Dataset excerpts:
§ §

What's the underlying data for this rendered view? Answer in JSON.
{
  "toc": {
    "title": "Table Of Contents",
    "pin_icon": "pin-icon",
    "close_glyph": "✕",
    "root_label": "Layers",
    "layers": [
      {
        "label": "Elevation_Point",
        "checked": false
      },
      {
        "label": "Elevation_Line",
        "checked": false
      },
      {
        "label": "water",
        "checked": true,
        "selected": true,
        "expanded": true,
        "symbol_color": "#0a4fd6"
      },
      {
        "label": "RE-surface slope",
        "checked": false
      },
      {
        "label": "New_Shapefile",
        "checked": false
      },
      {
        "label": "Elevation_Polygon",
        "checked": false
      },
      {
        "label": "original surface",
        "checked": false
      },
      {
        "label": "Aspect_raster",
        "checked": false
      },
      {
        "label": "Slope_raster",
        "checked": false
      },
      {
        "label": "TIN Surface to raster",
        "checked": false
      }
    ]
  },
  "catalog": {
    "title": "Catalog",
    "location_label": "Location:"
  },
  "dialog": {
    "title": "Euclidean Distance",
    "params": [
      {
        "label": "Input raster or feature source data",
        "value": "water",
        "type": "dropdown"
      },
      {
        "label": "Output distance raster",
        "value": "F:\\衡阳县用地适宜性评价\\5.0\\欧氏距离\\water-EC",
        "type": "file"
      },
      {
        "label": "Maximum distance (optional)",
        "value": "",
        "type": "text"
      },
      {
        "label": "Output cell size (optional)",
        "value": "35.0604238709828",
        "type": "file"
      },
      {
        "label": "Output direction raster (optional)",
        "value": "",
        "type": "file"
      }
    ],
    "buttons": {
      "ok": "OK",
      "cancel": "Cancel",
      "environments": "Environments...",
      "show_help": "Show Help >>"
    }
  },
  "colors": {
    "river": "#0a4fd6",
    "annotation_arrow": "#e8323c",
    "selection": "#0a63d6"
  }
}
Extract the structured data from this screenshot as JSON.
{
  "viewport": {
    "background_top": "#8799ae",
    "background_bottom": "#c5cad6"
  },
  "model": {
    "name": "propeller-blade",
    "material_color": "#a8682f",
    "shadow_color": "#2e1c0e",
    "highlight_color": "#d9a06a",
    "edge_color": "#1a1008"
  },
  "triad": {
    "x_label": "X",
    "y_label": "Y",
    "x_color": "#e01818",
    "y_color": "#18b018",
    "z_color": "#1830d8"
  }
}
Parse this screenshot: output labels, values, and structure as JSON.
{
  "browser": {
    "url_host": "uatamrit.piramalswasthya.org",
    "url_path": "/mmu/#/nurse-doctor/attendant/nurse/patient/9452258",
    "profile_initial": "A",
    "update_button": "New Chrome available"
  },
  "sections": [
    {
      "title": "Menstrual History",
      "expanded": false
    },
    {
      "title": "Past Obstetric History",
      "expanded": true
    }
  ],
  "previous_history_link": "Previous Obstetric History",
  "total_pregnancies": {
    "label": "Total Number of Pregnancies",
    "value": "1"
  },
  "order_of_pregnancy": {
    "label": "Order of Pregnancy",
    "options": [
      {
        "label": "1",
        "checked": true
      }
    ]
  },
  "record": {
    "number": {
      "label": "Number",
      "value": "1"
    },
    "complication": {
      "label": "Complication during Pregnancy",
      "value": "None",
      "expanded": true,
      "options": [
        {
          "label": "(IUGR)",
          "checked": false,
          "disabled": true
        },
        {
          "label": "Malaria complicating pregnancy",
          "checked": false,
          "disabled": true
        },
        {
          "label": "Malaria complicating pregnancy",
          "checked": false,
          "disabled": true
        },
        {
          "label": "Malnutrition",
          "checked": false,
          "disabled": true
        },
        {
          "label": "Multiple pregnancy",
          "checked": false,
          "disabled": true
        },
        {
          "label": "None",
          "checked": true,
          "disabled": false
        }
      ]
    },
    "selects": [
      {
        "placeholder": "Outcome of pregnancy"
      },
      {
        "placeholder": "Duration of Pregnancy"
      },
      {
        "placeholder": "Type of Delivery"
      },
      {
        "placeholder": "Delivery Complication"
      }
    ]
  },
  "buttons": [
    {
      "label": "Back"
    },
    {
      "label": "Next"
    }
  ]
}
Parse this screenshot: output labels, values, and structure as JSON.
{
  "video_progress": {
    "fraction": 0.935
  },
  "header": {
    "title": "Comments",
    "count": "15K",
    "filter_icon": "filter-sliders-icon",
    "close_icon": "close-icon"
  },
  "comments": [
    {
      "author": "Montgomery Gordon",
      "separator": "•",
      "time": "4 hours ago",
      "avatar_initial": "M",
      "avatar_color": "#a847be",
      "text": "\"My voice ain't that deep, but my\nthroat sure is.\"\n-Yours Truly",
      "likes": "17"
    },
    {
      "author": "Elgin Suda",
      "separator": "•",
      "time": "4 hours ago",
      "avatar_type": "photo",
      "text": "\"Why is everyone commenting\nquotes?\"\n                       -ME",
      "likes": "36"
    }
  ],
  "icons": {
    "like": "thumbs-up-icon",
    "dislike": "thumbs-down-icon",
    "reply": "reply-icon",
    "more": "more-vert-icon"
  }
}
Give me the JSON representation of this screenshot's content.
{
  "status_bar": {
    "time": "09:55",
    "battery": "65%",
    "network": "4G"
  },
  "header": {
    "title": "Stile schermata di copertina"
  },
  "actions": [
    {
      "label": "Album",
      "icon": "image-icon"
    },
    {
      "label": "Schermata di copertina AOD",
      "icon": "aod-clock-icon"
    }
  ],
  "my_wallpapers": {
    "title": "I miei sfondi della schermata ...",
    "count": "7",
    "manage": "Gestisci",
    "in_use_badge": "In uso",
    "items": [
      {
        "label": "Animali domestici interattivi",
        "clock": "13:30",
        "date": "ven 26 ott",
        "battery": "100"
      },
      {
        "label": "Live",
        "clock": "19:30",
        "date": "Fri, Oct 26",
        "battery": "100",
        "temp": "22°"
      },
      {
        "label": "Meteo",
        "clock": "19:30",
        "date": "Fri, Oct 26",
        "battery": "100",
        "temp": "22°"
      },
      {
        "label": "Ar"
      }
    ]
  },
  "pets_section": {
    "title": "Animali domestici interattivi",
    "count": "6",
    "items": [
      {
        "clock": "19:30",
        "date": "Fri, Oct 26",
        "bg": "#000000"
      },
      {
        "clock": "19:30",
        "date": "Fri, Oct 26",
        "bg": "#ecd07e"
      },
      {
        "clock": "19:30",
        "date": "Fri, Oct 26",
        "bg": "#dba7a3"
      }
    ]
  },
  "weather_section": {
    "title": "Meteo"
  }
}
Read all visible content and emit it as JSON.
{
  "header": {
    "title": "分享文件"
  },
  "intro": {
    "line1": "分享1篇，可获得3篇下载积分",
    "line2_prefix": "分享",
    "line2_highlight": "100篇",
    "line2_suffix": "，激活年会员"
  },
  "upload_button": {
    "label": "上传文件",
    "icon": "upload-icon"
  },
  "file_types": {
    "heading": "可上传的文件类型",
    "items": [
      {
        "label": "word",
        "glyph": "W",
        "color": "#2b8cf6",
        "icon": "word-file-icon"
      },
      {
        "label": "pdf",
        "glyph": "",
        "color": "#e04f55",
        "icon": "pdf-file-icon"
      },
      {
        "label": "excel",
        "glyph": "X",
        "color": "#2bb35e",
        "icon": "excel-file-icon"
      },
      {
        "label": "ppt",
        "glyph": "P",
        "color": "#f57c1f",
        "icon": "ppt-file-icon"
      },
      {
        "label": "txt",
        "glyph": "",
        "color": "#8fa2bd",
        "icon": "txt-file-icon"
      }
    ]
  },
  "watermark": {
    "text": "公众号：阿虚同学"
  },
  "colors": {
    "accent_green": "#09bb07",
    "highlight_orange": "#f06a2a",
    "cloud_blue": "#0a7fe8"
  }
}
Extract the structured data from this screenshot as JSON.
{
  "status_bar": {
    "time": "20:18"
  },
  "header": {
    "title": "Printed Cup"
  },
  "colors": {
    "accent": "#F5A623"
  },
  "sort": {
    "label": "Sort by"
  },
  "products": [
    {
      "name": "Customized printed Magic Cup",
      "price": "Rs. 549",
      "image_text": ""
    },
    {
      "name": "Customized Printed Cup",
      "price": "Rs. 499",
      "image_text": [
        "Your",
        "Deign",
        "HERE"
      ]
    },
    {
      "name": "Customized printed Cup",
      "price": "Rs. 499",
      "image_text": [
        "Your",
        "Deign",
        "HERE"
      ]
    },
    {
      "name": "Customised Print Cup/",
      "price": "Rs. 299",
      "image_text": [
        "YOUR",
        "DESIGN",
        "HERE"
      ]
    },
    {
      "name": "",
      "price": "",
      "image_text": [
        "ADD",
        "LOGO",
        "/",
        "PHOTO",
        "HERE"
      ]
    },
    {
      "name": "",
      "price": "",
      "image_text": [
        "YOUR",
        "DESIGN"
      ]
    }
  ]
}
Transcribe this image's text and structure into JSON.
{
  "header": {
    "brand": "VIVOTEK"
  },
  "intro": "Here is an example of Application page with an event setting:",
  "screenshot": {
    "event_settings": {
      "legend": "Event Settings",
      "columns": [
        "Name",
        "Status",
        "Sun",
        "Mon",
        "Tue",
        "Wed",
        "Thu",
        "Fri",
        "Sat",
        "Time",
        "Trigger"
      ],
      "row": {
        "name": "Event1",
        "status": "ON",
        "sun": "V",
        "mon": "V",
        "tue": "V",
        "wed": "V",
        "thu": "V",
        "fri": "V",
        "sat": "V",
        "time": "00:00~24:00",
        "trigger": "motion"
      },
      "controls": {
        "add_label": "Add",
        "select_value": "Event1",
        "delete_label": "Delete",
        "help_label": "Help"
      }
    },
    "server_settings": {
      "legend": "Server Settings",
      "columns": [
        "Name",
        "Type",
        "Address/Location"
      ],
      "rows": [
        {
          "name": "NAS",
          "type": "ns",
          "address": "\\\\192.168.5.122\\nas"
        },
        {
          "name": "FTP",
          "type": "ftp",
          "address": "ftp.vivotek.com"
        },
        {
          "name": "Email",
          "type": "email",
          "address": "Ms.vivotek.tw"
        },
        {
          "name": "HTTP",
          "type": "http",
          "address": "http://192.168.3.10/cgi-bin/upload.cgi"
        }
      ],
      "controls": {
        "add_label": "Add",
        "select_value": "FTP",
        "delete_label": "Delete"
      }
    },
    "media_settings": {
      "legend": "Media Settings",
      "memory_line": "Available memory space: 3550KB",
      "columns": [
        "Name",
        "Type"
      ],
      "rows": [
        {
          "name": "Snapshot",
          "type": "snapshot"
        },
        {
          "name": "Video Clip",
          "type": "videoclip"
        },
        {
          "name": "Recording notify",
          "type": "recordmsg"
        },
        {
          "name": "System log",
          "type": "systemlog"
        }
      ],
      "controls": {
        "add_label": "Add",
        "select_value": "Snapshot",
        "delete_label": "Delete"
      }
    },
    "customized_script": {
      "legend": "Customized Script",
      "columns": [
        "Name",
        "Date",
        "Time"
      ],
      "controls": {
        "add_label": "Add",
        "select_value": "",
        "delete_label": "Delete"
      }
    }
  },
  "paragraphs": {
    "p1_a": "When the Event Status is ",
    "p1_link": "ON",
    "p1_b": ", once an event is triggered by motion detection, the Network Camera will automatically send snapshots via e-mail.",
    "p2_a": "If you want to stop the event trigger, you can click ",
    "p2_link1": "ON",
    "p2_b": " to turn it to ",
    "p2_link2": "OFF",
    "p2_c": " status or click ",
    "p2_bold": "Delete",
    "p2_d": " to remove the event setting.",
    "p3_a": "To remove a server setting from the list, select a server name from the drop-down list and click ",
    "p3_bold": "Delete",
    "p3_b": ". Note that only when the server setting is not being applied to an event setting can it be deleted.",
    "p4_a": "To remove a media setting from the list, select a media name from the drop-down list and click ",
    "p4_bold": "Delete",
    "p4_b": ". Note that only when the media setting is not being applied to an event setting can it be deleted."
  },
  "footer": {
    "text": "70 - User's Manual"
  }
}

§ §

In the listing above, count each line that holds the string "deleted". Give the number only.

* Completed exercise
2